*** Data for this task

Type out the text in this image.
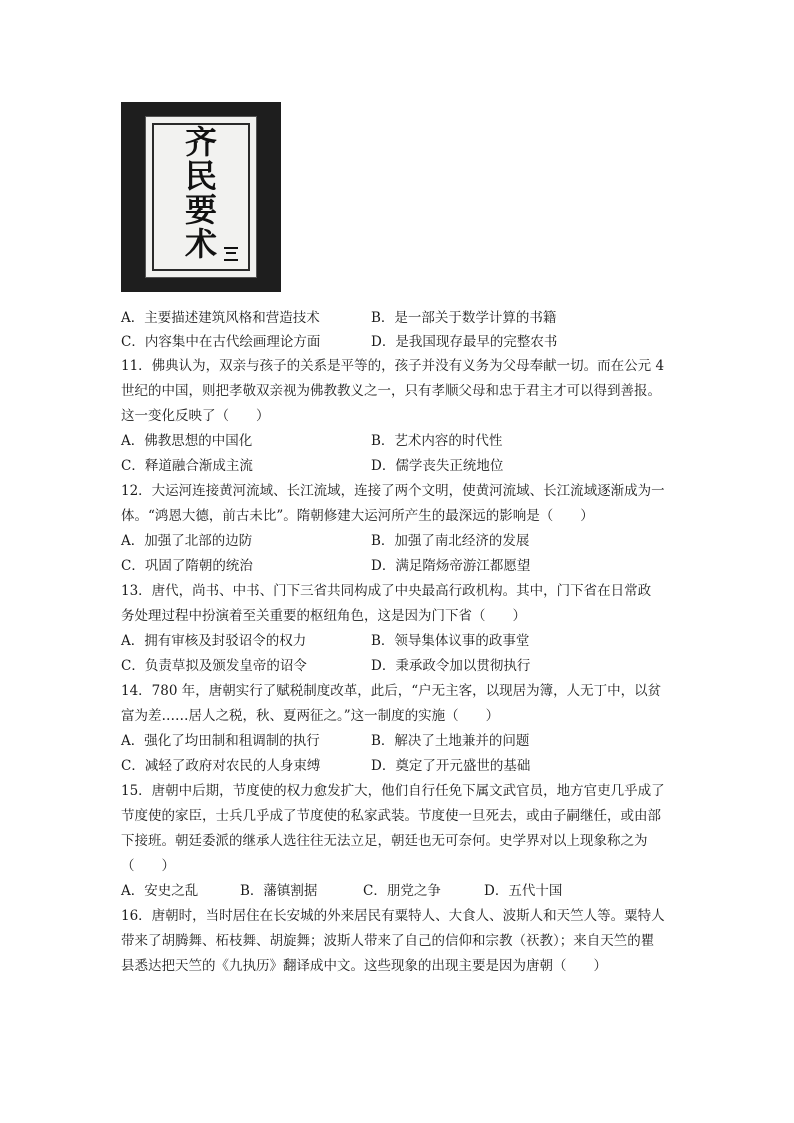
齐
民
要
术
A．主要描述建筑风格和营造技术	B．是一部关于数学计算的书籍
C．内容集中在古代绘画理论方面	D．是我国现存最早的完整农书
11．佛典认为，双亲与孩子的关系是平等的，孩子并没有义务为父母奉献一切。而在公元 4
世纪的中国，则把孝敬双亲视为佛教教义之一，只有孝顺父母和忠于君主才可以得到善报。
这一变化反映了（　　）
A．佛教思想的中国化	B．艺术内容的时代性
C．释道融合渐成主流	D．儒学丧失正统地位
12．大运河连接黄河流域、长江流域，连接了两个文明，使黄河流域、长江流域逐渐成为一
体。“鸿恩大德，前古未比”。隋朝修建大运河所产生的最深远的影响是（　　）
A．加强了北部的边防	B．加强了南北经济的发展
C．巩固了隋朝的统治	D．满足隋炀帝游江都愿望
13．唐代，尚书、中书、门下三省共同构成了中央最高行政机构。其中，门下省在日常政
务处理过程中扮演着至关重要的枢纽角色，这是因为门下省（　　）
A．拥有审核及封驳诏令的权力	B．领导集体议事的政事堂
C．负责草拟及颁发皇帝的诏令	D．秉承政令加以贯彻执行
14．780 年，唐朝实行了赋税制度改革，此后，“户无主客，以现居为簿，人无丁中，以贫
富为差……居人之税，秋、夏两征之。”这一制度的实施（　　）
A．强化了均田制和租调制的执行	B．解决了土地兼并的问题
C．减轻了政府对农民的人身束缚	D．奠定了开元盛世的基础
15．唐朝中后期，节度使的权力愈发扩大，他们自行任免下属文武官员，地方官吏几乎成了
节度使的家臣，士兵几乎成了节度使的私家武装。节度使一旦死去，或由子嗣继任，或由部
下接班。朝廷委派的继承人选往往无法立足，朝廷也无可奈何。史学界对以上现象称之为
（　　）
A．安史之乱	B．藩镇割据	C．朋党之争	D．五代十国
16．唐朝时，当时居住在长安城的外来居民有粟特人、大食人、波斯人和天竺人等。粟特人
带来了胡腾舞、柘枝舞、胡旋舞；波斯人带来了自己的信仰和宗教（祆教）；来自天竺的瞿
县悉达把天竺的《九执历》翻译成中文。这些现象的出现主要是因为唐朝（　　）
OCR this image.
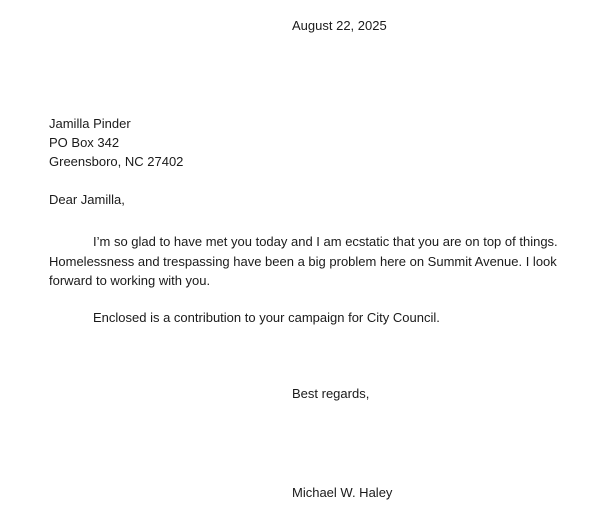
August 22, 2025
Jamilla Pinder
PO Box 342
Greensboro, NC 27402
Dear Jamilla,
I’m so glad to have met you today and I am ecstatic that you are on top of things. Homelessness and trespassing have been a big problem here on Summit Avenue. I look forward to working with you.
Enclosed is a contribution to your campaign for City Council.
Best regards,
Michael W. Haley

******

Goal:
Leave out the pictures, and extract exactly the lines from the one with "OCR this image." through the end of the records, both ends included.

Response for this exercise:
OCR this image.
August 22, 2025
Jamilla Pinder
PO Box 342
Greensboro, NC 27402
Dear Jamilla,
I’m so glad to have met you today and I am ecstatic that you are on top of things. Homelessness and trespassing have been a big problem here on Summit Avenue. I look forward to working with you.
Enclosed is a contribution to your campaign for City Council.
Best regards,
Michael W. Haley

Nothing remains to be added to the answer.